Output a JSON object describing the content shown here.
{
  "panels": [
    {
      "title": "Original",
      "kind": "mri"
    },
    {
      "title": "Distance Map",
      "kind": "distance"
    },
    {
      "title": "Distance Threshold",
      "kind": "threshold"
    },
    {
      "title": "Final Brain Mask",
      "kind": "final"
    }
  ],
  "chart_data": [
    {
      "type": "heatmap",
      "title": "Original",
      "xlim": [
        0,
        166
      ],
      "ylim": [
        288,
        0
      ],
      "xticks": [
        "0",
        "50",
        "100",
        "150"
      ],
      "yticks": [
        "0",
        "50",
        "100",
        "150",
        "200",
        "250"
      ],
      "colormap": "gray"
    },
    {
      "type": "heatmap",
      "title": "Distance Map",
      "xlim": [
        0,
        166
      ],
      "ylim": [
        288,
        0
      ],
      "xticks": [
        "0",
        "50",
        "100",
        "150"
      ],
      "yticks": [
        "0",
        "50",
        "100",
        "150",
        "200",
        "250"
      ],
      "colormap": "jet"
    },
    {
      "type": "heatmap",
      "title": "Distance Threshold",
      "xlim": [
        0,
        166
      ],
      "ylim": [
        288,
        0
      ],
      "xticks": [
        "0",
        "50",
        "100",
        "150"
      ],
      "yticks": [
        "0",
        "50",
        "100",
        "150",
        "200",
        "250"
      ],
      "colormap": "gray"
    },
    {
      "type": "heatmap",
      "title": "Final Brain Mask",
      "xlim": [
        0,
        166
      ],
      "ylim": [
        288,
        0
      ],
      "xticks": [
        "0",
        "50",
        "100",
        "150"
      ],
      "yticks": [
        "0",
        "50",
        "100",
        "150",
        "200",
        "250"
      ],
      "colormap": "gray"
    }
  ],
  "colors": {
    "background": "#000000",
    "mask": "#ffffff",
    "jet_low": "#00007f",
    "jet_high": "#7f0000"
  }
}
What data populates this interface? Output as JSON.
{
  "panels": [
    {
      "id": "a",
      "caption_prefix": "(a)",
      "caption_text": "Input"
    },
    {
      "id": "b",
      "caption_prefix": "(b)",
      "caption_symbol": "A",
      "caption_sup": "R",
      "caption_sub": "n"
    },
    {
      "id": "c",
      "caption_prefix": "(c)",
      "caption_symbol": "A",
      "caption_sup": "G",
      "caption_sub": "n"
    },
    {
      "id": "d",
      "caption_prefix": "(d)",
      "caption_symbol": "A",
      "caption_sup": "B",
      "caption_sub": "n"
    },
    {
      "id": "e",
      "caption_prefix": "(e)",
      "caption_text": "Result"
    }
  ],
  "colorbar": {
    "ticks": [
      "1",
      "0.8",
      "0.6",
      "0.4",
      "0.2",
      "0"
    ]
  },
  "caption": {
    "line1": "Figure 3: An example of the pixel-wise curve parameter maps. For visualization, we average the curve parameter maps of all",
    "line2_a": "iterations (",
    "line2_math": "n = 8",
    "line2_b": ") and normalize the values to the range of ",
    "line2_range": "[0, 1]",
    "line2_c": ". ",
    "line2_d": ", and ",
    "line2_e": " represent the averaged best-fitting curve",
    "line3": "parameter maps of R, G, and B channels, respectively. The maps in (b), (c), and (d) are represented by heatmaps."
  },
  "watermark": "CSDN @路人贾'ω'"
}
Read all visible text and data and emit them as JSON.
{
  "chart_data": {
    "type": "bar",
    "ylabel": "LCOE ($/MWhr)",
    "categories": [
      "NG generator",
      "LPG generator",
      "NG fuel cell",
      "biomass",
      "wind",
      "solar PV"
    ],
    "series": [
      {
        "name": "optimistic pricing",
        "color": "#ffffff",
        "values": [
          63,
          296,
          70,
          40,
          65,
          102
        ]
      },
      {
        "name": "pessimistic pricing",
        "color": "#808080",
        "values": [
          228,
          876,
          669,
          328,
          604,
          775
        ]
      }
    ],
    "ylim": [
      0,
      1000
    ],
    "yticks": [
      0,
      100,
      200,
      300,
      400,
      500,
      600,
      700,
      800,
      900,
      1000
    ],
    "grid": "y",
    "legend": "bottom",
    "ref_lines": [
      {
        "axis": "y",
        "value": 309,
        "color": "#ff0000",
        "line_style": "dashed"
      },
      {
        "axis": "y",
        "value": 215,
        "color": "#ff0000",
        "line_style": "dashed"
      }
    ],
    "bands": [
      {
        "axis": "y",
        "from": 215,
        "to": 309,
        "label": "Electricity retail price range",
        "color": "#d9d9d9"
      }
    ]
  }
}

+ + + + + + +

_Aim_
Return all of the data exactly as it reads.

_Task result_
Output a JSON object describing the content shown here.
{
  "panels": [
    {
      "title": "Original",
      "kind": "mri"
    },
    {
      "title": "Distance Map",
      "kind": "distance"
    },
    {
      "title": "Distance Threshold",
      "kind": "threshold"
    },
    {
      "title": "Final Brain Mask",
      "kind": "final"
    }
  ],
  "chart_data": [
    {
      "type": "heatmap",
      "title": "Original",
      "xlim": [
        0,
        166
      ],
      "ylim": [
        288,
        0
      ],
      "xticks": [
        "0",
        "50",
        "100",
        "150"
      ],
      "yticks": [
        "0",
        "50",
        "100",
        "150",
        "200",
        "250"
      ],
      "colormap": "gray"
    },
    {
      "type": "heatmap",
      "title": "Distance Map",
      "xlim": [
        0,
        166
      ],
      "ylim": [
        288,
        0
      ],
      "xticks": [
        "0",
        "50",
        "100",
        "150"
      ],
      "yticks": [
        "0",
        "50",
        "100",
        "150",
        "200",
        "250"
      ],
      "colormap": "jet"
    },
    {
      "type": "heatmap",
      "title": "Distance Threshold",
      "xlim": [
        0,
        166
      ],
      "ylim": [
        288,
        0
      ],
      "xticks": [
        "0",
        "50",
        "100",
        "150"
      ],
      "yticks": [
        "0",
        "50",
        "100",
        "150",
        "200",
        "250"
      ],
      "colormap": "gray"
    },
    {
      "type": "heatmap",
      "title": "Final Brain Mask",
      "xlim": [
        0,
        166
      ],
      "ylim": [
        288,
        0
      ],
      "xticks": [
        "0",
        "50",
        "100",
        "150"
      ],
      "yticks": [
        "0",
        "50",
        "100",
        "150",
        "200",
        "250"
      ],
      "colormap": "gray"
    }
  ],
  "colors": {
    "background": "#000000",
    "mask": "#ffffff",
    "jet_low": "#00007f",
    "jet_high": "#7f0000"
  }
}
What data populates this interface? Output as JSON.
{
  "panels": [
    {
      "id": "a",
      "caption_prefix": "(a)",
      "caption_text": "Input"
    },
    {
      "id": "b",
      "caption_prefix": "(b)",
      "caption_symbol": "A",
      "caption_sup": "R",
      "caption_sub": "n"
    },
    {
      "id": "c",
      "caption_prefix": "(c)",
      "caption_symbol": "A",
      "caption_sup": "G",
      "caption_sub": "n"
    },
    {
      "id": "d",
      "caption_prefix": "(d)",
      "caption_symbol": "A",
      "caption_sup": "B",
      "caption_sub": "n"
    },
    {
      "id": "e",
      "caption_prefix": "(e)",
      "caption_text": "Result"
    }
  ],
  "colorbar": {
    "ticks": [
      "1",
      "0.8",
      "0.6",
      "0.4",
      "0.2",
      "0"
    ]
  },
  "caption": {
    "line1": "Figure 3: An example of the pixel-wise curve parameter maps. For visualization, we average the curve parameter maps of all",
    "line2_a": "iterations (",
    "line2_math": "n = 8",
    "line2_b": ") and normalize the values to the range of ",
    "line2_range": "[0, 1]",
    "line2_c": ". ",
    "line2_d": ", and ",
    "line2_e": " represent the averaged best-fitting curve",
    "line3": "parameter maps of R, G, and B channels, respectively. The maps in (b), (c), and (d) are represented by heatmaps."
  },
  "watermark": "CSDN @路人贾'ω'"
}
Read all visible text and data and emit them as JSON.
{
  "chart_data": {
    "type": "bar",
    "ylabel": "LCOE ($/MWhr)",
    "categories": [
      "NG generator",
      "LPG generator",
      "NG fuel cell",
      "biomass",
      "wind",
      "solar PV"
    ],
    "series": [
      {
        "name": "optimistic pricing",
        "color": "#ffffff",
        "values": [
          63,
          296,
          70,
          40,
          65,
          102
        ]
      },
      {
        "name": "pessimistic pricing",
        "color": "#808080",
        "values": [
          228,
          876,
          669,
          328,
          604,
          775
        ]
      }
    ],
    "ylim": [
      0,
      1000
    ],
    "yticks": [
      0,
      100,
      200,
      300,
      400,
      500,
      600,
      700,
      800,
      900,
      1000
    ],
    "grid": "y",
    "legend": "bottom",
    "ref_lines": [
      {
        "axis": "y",
        "value": 309,
        "color": "#ff0000",
        "line_style": "dashed"
      },
      {
        "axis": "y",
        "value": 215,
        "color": "#ff0000",
        "line_style": "dashed"
      }
    ],
    "bands": [
      {
        "axis": "y",
        "from": 215,
        "to": 309,
        "label": "Electricity retail price range",
        "color": "#d9d9d9"
      }
    ]
  }
}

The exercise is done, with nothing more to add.